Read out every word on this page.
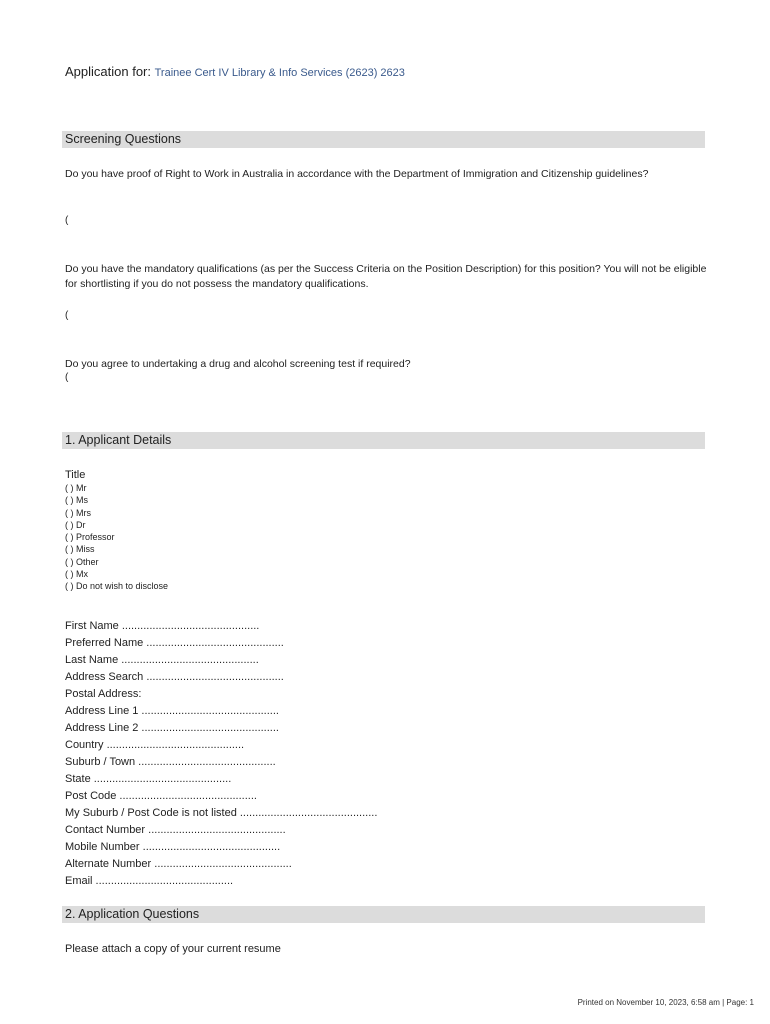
Application for: Trainee Cert IV Library & Info Services (2623) 2623
Screening Questions
Do you have proof of Right to Work in Australia in accordance with the Department of Immigration and Citizenship guidelines?
(
Do you have the mandatory qualifications (as per the Success Criteria on the Position Description) for this position? You will not be eligible for shortlisting if you do not possess the mandatory qualifications.
(
Do you agree to undertaking a drug and alcohol screening test if required?
(
1. Applicant Details
Title
( ) Mr
( ) Ms
( ) Mrs
( ) Dr
( ) Professor
( ) Miss
( ) Other
( ) Mx
( ) Do not wish to disclose
First Name .............................................
Preferred Name .............................................
Last Name .............................................
Address Search .............................................
Postal Address:
Address Line 1 .............................................
Address Line 2 .............................................
Country .............................................
Suburb / Town .............................................
State .............................................
Post Code .............................................
My Suburb / Post Code is not listed .............................................
Contact Number .............................................
Mobile Number .............................................
Alternate Number .............................................
Email .............................................
2. Application Questions
Please attach a copy of your current resume
Printed on November 10, 2023, 6:58 am | Page: 1
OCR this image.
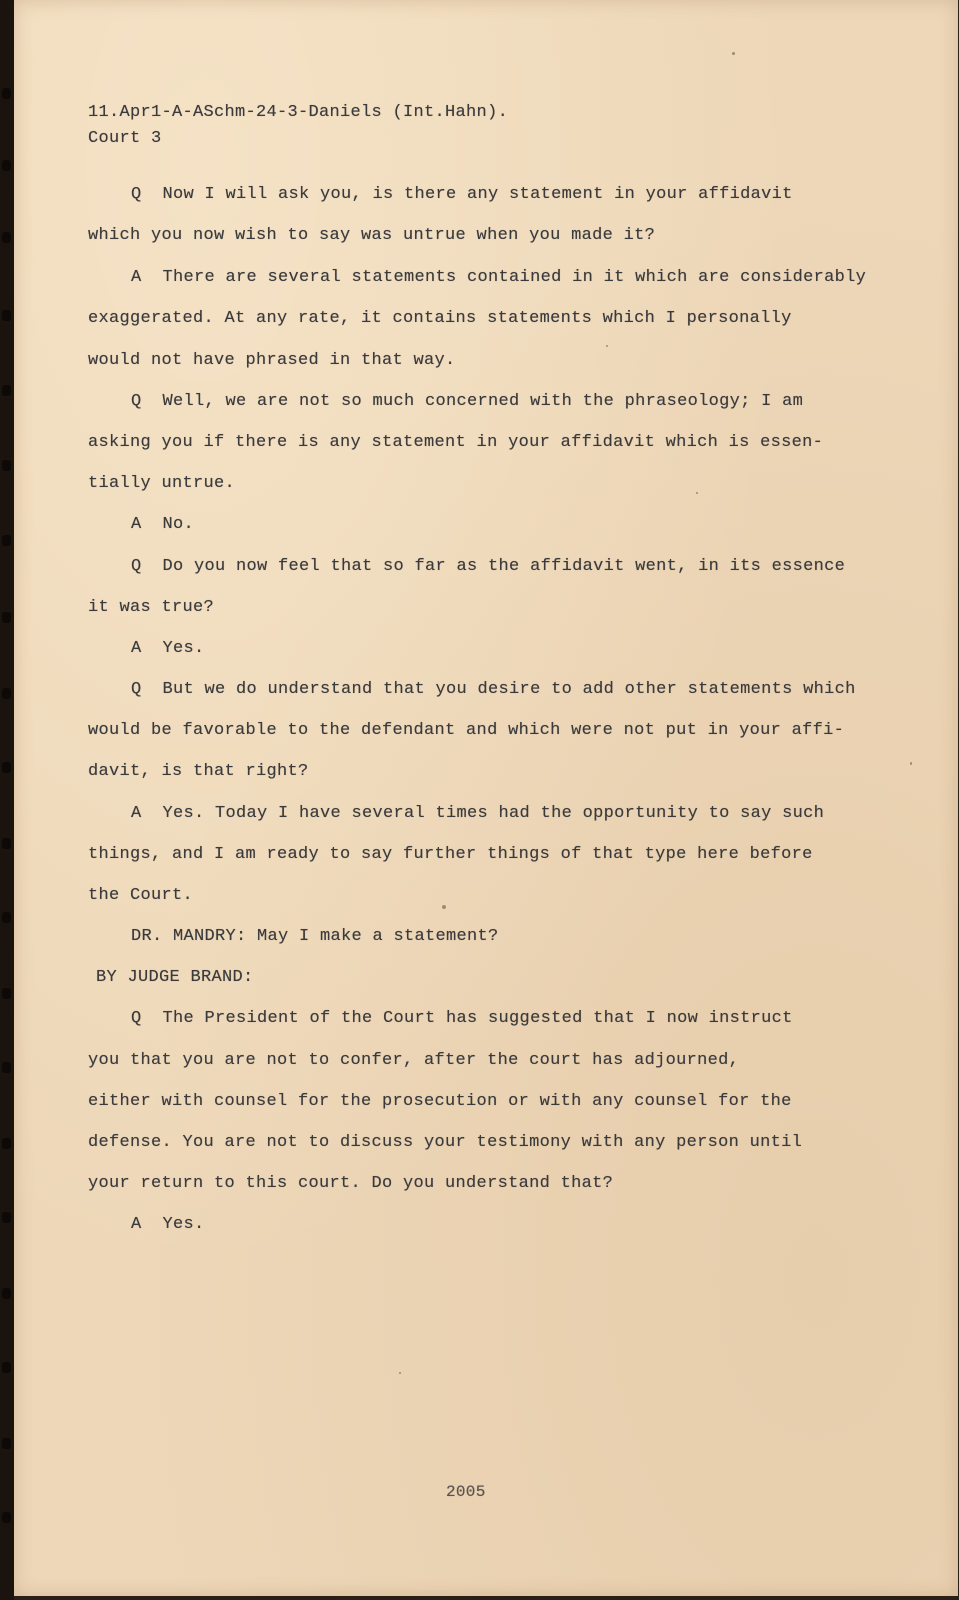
11.Apr1-A-ASchm-24-3-Daniels (Int.Hahn).
Court 3
Q  Now I will ask you, is there any statement in your affidavit
which you now wish to say was untrue when you made it?
A  There are several statements contained in it which are considerably
exaggerated. At any rate, it contains statements which I personally
would not have phrased in that way.
Q  Well, we are not so much concerned with the phraseology; I am
asking you if there is any statement in your affidavit which is essen-
tially untrue.
A  No.
Q  Do you now feel that so far as the affidavit went, in its essence
it was true?
A  Yes.
Q  But we do understand that you desire to add other statements which
would be favorable to the defendant and which were not put in your affi-
davit, is that right?
A  Yes. Today I have several times had the opportunity to say such
things, and I am ready to say further things of that type here before
the Court.
DR. MANDRY: May I make a statement?
BY JUDGE BRAND:
Q  The President of the Court has suggested that I now instruct
you that you are not to confer, after the court has adjourned,
either with counsel for the prosecution or with any counsel for the
defense. You are not to discuss your testimony with any person until
your return to this court. Do you understand that?
A  Yes.
2005
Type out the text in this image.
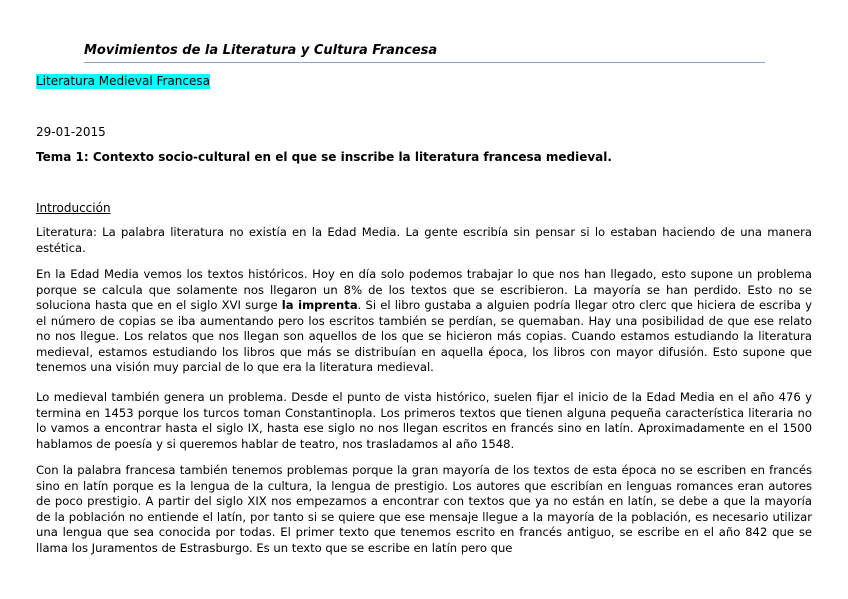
Movimientos de la Literatura y Cultura Francesa
Literatura Medieval Francesa
29-01-2015
Tema 1: Contexto socio-cultural en el que se inscribe la literatura francesa medieval.
Introducción
Literatura: La palabra literatura no existía en la Edad Media. La gente escribía sin pensar si lo estaban haciendo de una manera estética.
En la Edad Media vemos los textos históricos. Hoy en día solo podemos trabajar lo que nos han llegado, esto supone un problema porque se calcula que solamente nos llegaron un 8% de los textos que se escribieron. La mayoría se han perdido. Esto no se soluciona hasta que en el siglo XVI surge la imprenta. Si el libro gustaba a alguien podría llegar otro clerc que hiciera de escriba y el número de copias se iba aumentando pero los escritos también se perdían, se quemaban. Hay una posibilidad de que ese relato no nos llegue. Los relatos que nos llegan son aquellos de los que se hicieron más copias. Cuando estamos estudiando la literatura medieval, estamos estudiando los libros que más se distribuían en aquella época, los libros con mayor difusión. Esto supone que tenemos una visión muy parcial de lo que era la literatura medieval.
Lo medieval también genera un problema. Desde el punto de vista histórico, suelen fijar el inicio de la Edad Media en el año 476 y termina en 1453 porque los turcos toman Constantinopla. Los primeros textos que tienen alguna pequeña característica literaria no lo vamos a encontrar hasta el siglo IX, hasta ese siglo no nos llegan escritos en francés sino en latín. Aproximadamente en el 1500 hablamos de poesía y si queremos hablar de teatro, nos trasladamos al año 1548.
Con la palabra francesa también tenemos problemas porque la gran mayoría de los textos de esta época no se escriben en francés sino en latín porque es la lengua de la cultura, la lengua de prestigio. Los autores que escribían en lenguas romances eran autores de poco prestigio. A partir del siglo XIX nos empezamos a encontrar con textos que ya no están en latín, se debe a que la mayoría de la población no entiende el latín, por tanto si se quiere que ese mensaje llegue a la mayoría de la población, es necesario utilizar una lengua que sea conocida por todas. El primer texto que tenemos escrito en francés antiguo, se escribe en el año 842 que se llama los Juramentos de Estrasburgo. Es un texto que se escribe en latín pero que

*WHAT IS NEEDED*
Lines that hold the word "will" are the ones to return, every one of them.

*SOLVED PROBLEM*
Do you have the mandatory qualifications (as per the Success Criteria on the Position Description) for this position? You will not be eligible for shortlisting if you do not possess the mandatory qualifications.
Q  Now I will ask you, is there any statement in your affidavit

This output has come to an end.